***** DATA FOR THE TASK
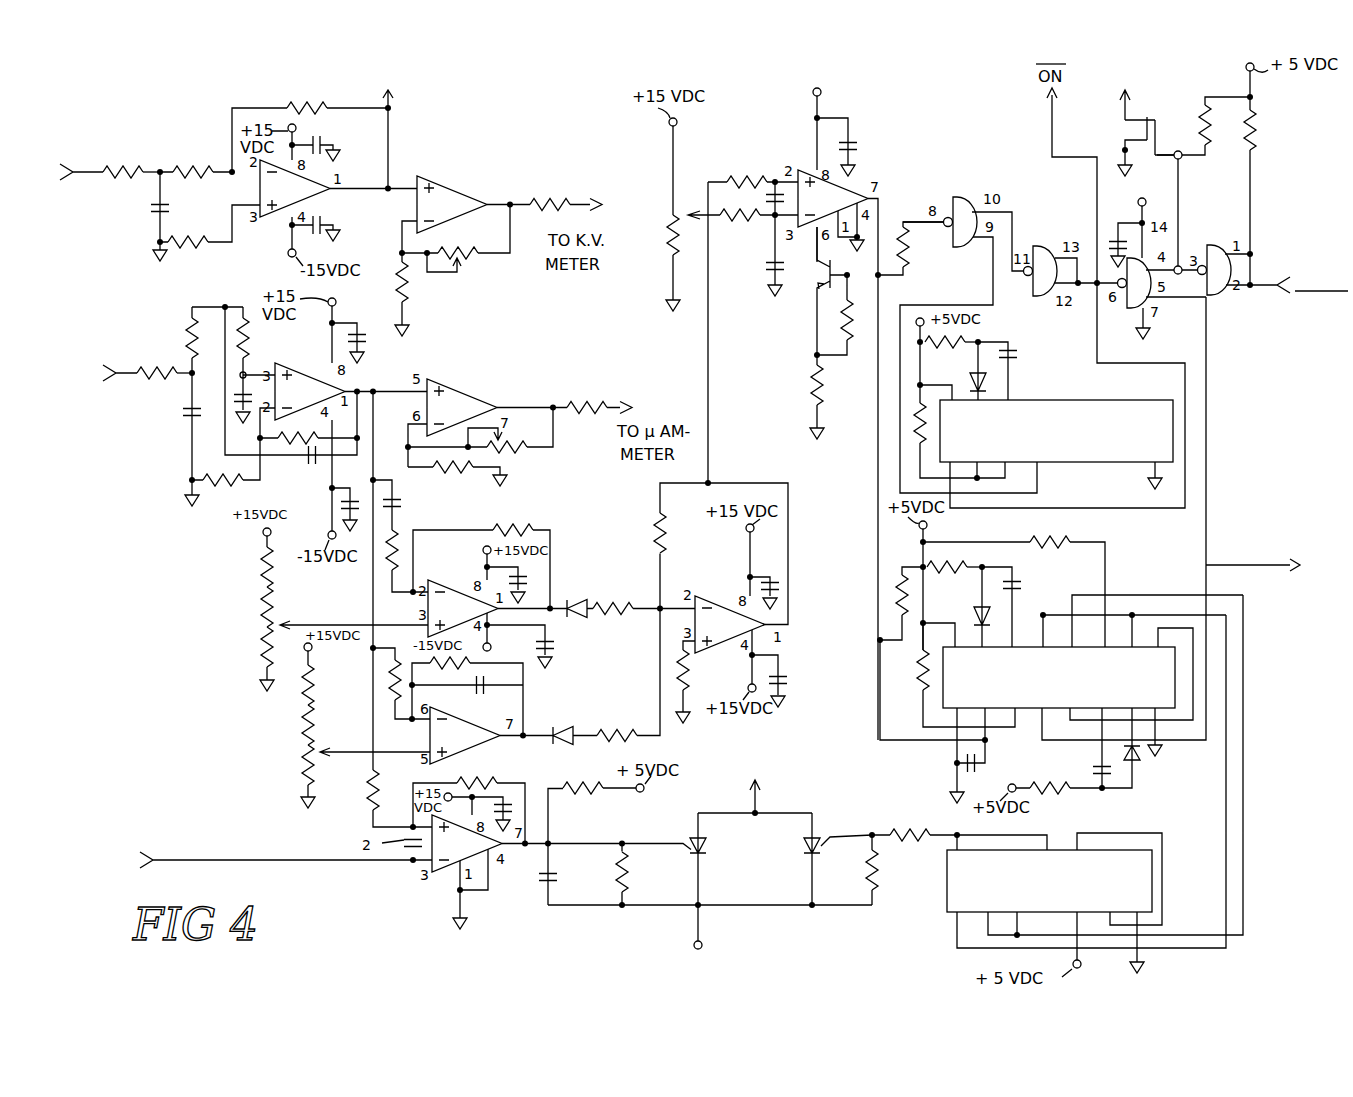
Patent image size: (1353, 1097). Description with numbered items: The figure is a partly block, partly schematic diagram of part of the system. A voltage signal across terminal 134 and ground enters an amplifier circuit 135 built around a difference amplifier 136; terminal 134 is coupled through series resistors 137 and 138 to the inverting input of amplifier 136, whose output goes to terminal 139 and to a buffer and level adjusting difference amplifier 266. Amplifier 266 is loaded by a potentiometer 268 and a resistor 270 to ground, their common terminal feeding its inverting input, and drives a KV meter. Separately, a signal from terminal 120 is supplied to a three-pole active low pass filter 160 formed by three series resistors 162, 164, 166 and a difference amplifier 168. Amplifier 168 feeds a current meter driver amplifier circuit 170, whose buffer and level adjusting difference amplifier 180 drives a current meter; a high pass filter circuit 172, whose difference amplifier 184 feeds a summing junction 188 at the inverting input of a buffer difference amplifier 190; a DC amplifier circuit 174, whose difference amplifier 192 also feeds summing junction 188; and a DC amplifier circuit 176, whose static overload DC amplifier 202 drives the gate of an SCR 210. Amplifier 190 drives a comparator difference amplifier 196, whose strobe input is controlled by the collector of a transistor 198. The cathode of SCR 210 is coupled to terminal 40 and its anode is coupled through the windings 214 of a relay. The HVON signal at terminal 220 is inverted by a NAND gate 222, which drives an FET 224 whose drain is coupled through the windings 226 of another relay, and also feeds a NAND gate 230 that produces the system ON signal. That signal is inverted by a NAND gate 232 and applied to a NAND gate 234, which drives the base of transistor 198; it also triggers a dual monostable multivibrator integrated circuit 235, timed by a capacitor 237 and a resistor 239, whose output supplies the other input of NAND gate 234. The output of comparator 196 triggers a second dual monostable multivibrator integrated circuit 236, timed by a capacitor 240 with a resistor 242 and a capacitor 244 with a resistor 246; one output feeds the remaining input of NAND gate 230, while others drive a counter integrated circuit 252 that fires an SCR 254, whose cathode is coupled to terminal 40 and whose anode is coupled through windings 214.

The terminal 40 is at (695, 943).
The terminal 120 is at (102, 377).
The terminal 134 is at (76, 164).
The amplifier circuit 135 is at (178, 105).
The difference amplifier 136 is at (276, 232).
The resistor 137 is at (110, 160).
The resistor 138 is at (194, 166).
The terminal 139 is at (394, 95).
The three-pole active low pass filter 160 is at (258, 324).
The resistor 162 is at (160, 385).
The resistor 164 is at (185, 334).
The resistor 166 is at (254, 353).
The difference amplifier 168 is at (308, 364).
The current meter driver amplifier circuit 170 is at (503, 379).
The high pass filter circuit 172 is at (542, 521).
The DC amplifier circuit 174 is at (542, 727).
The DC amplifier circuit 176 is at (436, 895).
The buffer and level adjusting difference amplifier 180 is at (453, 379).
The difference amplifier 184 is at (436, 580).
The summing junction 188 is at (658, 606).
The buffer difference amplifier 190 is at (708, 594).
The difference amplifier 192 is at (469, 726).
The comparator difference amplifier 196 is at (849, 184).
The transistor 198 is at (818, 286).
The static overload DC amplifier 202 is at (448, 863).
The SCR 210 is at (707, 852).
The windings 214 is at (777, 793).
The terminal 220 is at (1285, 286).
The NAND gate 222 is at (1209, 249).
The FET 224 is at (1120, 130).
The windings 226 is at (1143, 85).
The NAND gate 230 is at (1135, 310).
The NAND gate 232 is at (1045, 244).
The NAND gate 234 is at (963, 197).
The dual monostable multivibrator integrated circuit 235 is at (1068, 400).
The dual monostable multivibrator integrated circuit 236 is at (1033, 710).
The capacitor 237 is at (1016, 354).
The resistor 239 is at (949, 350).
The capacitor 240 is at (1100, 770).
The resistor 242 is at (1075, 794).
The capacitor 244 is at (1019, 580).
The resistor 246 is at (961, 564).
The counter integrated circuit 252 is at (946, 894).
The SCR 254 is at (806, 854).
The buffer and level adjusting difference amplifier 266 is at (450, 190).
The potentiometer 268 is at (476, 254).
The resistor 270 is at (409, 302).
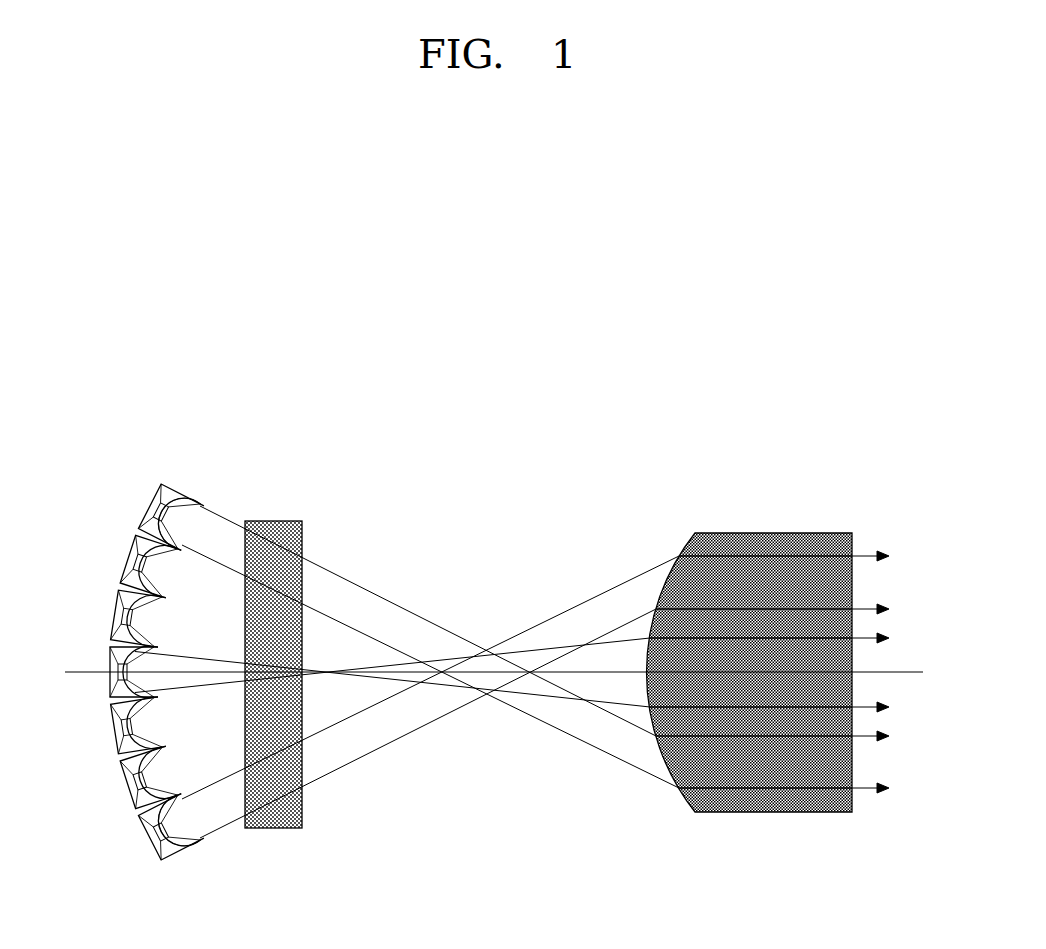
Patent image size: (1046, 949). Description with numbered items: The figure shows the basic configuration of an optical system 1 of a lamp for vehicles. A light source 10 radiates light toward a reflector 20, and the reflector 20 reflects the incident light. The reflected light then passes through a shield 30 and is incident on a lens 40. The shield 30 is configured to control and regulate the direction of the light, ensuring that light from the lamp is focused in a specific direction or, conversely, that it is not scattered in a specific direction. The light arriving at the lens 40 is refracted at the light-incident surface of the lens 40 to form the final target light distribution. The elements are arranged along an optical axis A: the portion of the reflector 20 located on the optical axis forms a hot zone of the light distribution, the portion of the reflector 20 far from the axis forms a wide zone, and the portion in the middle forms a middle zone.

The optical system 1 is at (770, 429).
The light source 10 is at (118, 755).
The reflector 20 is at (110, 706).
The shield 30 is at (283, 530).
The lens 40 is at (750, 533).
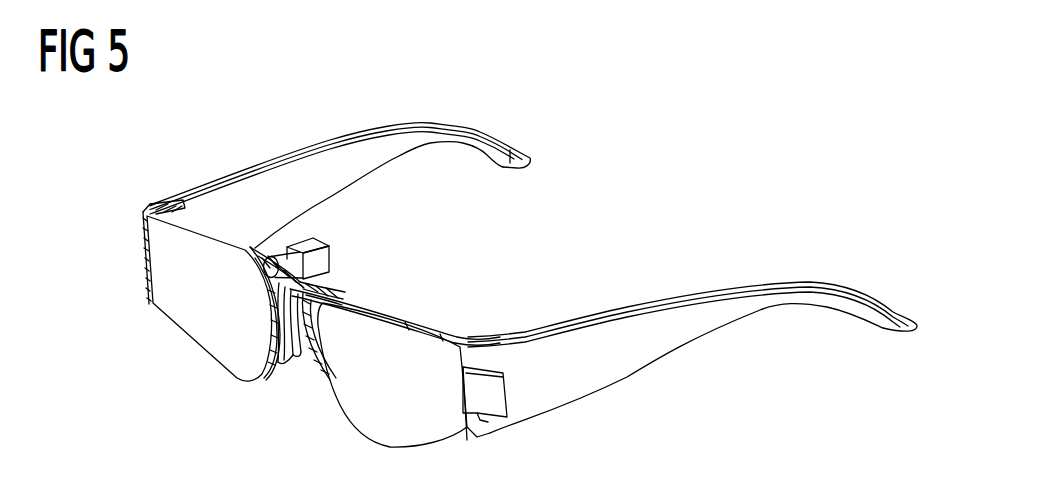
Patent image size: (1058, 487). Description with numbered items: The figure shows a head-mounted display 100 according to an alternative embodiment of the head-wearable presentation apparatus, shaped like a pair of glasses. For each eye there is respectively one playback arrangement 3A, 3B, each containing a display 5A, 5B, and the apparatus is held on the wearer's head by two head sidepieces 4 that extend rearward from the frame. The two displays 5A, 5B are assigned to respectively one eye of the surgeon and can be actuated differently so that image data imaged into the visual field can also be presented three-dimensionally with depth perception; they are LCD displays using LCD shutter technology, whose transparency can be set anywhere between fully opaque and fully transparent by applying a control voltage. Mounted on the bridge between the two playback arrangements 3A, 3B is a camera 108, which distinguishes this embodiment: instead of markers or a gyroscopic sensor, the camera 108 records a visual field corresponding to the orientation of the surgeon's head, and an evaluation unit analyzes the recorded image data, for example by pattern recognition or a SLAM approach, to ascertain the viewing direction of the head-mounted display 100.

The head-mounted display 100 is at (580, 125).
The head sidepieces 4 is at (284, 180).
The playback arrangement 3A is at (181, 349).
The playback arrangement 3B is at (349, 382).
The display 5A is at (168, 305).
The display 5B is at (372, 428).
The camera 108 is at (334, 254).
**********
• _WHAT YOU NEED TO DO_: Write out all of the material above word for word, but leave the pictures out of your answer.

• _ANSWER TO THE PROBLEM_:
Patent image size: (1353, 1097). Description with numbered items: The figure is a partly block, partly schematic diagram of part of the system. A voltage signal across terminal 134 and ground enters an amplifier circuit 135 built around a difference amplifier 136; terminal 134 is coupled through series resistors 137 and 138 to the inverting input of amplifier 136, whose output goes to terminal 139 and to a buffer and level adjusting difference amplifier 266. Amplifier 266 is loaded by a potentiometer 268 and a resistor 270 to ground, their common terminal feeding its inverting input, and drives a KV meter. Separately, a signal from terminal 120 is supplied to a three-pole active low pass filter 160 formed by three series resistors 162, 164, 166 and a difference amplifier 168. Amplifier 168 feeds a current meter driver amplifier circuit 170, whose buffer and level adjusting difference amplifier 180 drives a current meter; a high pass filter circuit 172, whose difference amplifier 184 feeds a summing junction 188 at the inverting input of a buffer difference amplifier 190; a DC amplifier circuit 174, whose difference amplifier 192 also feeds summing junction 188; and a DC amplifier circuit 176, whose static overload DC amplifier 202 drives the gate of an SCR 210. Amplifier 190 drives a comparator difference amplifier 196, whose strobe input is controlled by the collector of a transistor 198. The cathode of SCR 210 is coupled to terminal 40 and its anode is coupled through the windings 214 of a relay. The HVON signal at terminal 220 is inverted by a NAND gate 222, which drives an FET 224 whose drain is coupled through the windings 226 of another relay, and also feeds a NAND gate 230 that produces the system ON signal. That signal is inverted by a NAND gate 232 and applied to a NAND gate 234, which drives the base of transistor 198; it also triggers a dual monostable multivibrator integrated circuit 235, timed by a capacitor 237 and a resistor 239, whose output supplies the other input of NAND gate 234. The output of comparator 196 triggers a second dual monostable multivibrator integrated circuit 236, timed by a capacitor 240 with a resistor 242 and a capacitor 244 with a resistor 246; one output feeds the remaining input of NAND gate 230, while others drive a counter integrated circuit 252 that fires an SCR 254, whose cathode is coupled to terminal 40 and whose anode is coupled through windings 214.

The terminal 40 is at (695, 943).
The terminal 120 is at (102, 377).
The terminal 134 is at (76, 164).
The amplifier circuit 135 is at (178, 105).
The difference amplifier 136 is at (276, 232).
The resistor 137 is at (110, 160).
The resistor 138 is at (194, 166).
The terminal 139 is at (394, 95).
The three-pole active low pass filter 160 is at (258, 324).
The resistor 162 is at (160, 385).
The resistor 164 is at (185, 334).
The resistor 166 is at (254, 353).
The difference amplifier 168 is at (308, 364).
The current meter driver amplifier circuit 170 is at (503, 379).
The high pass filter circuit 172 is at (542, 521).
The DC amplifier circuit 174 is at (542, 727).
The DC amplifier circuit 176 is at (436, 895).
The buffer and level adjusting difference amplifier 180 is at (453, 379).
The difference amplifier 184 is at (436, 580).
The summing junction 188 is at (658, 606).
The buffer difference amplifier 190 is at (708, 594).
The difference amplifier 192 is at (469, 726).
The comparator difference amplifier 196 is at (849, 184).
The transistor 198 is at (818, 286).
The static overload DC amplifier 202 is at (448, 863).
The SCR 210 is at (707, 852).
The windings 214 is at (777, 793).
The terminal 220 is at (1285, 286).
The NAND gate 222 is at (1209, 249).
The FET 224 is at (1120, 130).
The windings 226 is at (1143, 85).
The NAND gate 230 is at (1135, 310).
The NAND gate 232 is at (1045, 244).
The NAND gate 234 is at (963, 197).
The dual monostable multivibrator integrated circuit 235 is at (1068, 400).
The dual monostable multivibrator integrated circuit 236 is at (1033, 710).
The capacitor 237 is at (1016, 354).
The resistor 239 is at (949, 350).
The capacitor 240 is at (1100, 770).
The resistor 242 is at (1075, 794).
The capacitor 244 is at (1019, 580).
The resistor 246 is at (961, 564).
The counter integrated circuit 252 is at (946, 894).
The SCR 254 is at (806, 854).
The buffer and level adjusting difference amplifier 266 is at (450, 190).
The potentiometer 268 is at (476, 254).
The resistor 270 is at (409, 302).
Patent image size: (1046, 949). Description with numbered items: The figure shows the basic configuration of an optical system 1 of a lamp for vehicles. A light source 10 radiates light toward a reflector 20, and the reflector 20 reflects the incident light. The reflected light then passes through a shield 30 and is incident on a lens 40. The shield 30 is configured to control and regulate the direction of the light, ensuring that light from the lamp is focused in a specific direction or, conversely, that it is not scattered in a specific direction. The light arriving at the lens 40 is refracted at the light-incident surface of the lens 40 to form the final target light distribution. The elements are arranged along an optical axis A: the portion of the reflector 20 located on the optical axis forms a hot zone of the light distribution, the portion of the reflector 20 far from the axis forms a wide zone, and the portion in the middle forms a middle zone.

The optical system 1 is at (770, 429).
The light source 10 is at (118, 755).
The reflector 20 is at (110, 706).
The shield 30 is at (283, 530).
The lens 40 is at (750, 533).
Patent image size: (1058, 487). Description with numbered items: The figure shows a head-mounted display 100 according to an alternative embodiment of the head-wearable presentation apparatus, shaped like a pair of glasses. For each eye there is respectively one playback arrangement 3A, 3B, each containing a display 5A, 5B, and the apparatus is held on the wearer's head by two head sidepieces 4 that extend rearward from the frame. The two displays 5A, 5B are assigned to respectively one eye of the surgeon and can be actuated differently so that image data imaged into the visual field can also be presented three-dimensionally with depth perception; they are LCD displays using LCD shutter technology, whose transparency can be set anywhere between fully opaque and fully transparent by applying a control voltage. Mounted on the bridge between the two playback arrangements 3A, 3B is a camera 108, which distinguishes this embodiment: instead of markers or a gyroscopic sensor, the camera 108 records a visual field corresponding to the orientation of the surgeon's head, and an evaluation unit analyzes the recorded image data, for example by pattern recognition or a SLAM approach, to ascertain the viewing direction of the head-mounted display 100.

The head-mounted display 100 is at (580, 125).
The head sidepieces 4 is at (284, 180).
The playback arrangement 3A is at (181, 349).
The playback arrangement 3B is at (349, 382).
The display 5A is at (168, 305).
The display 5B is at (372, 428).
The camera 108 is at (334, 254).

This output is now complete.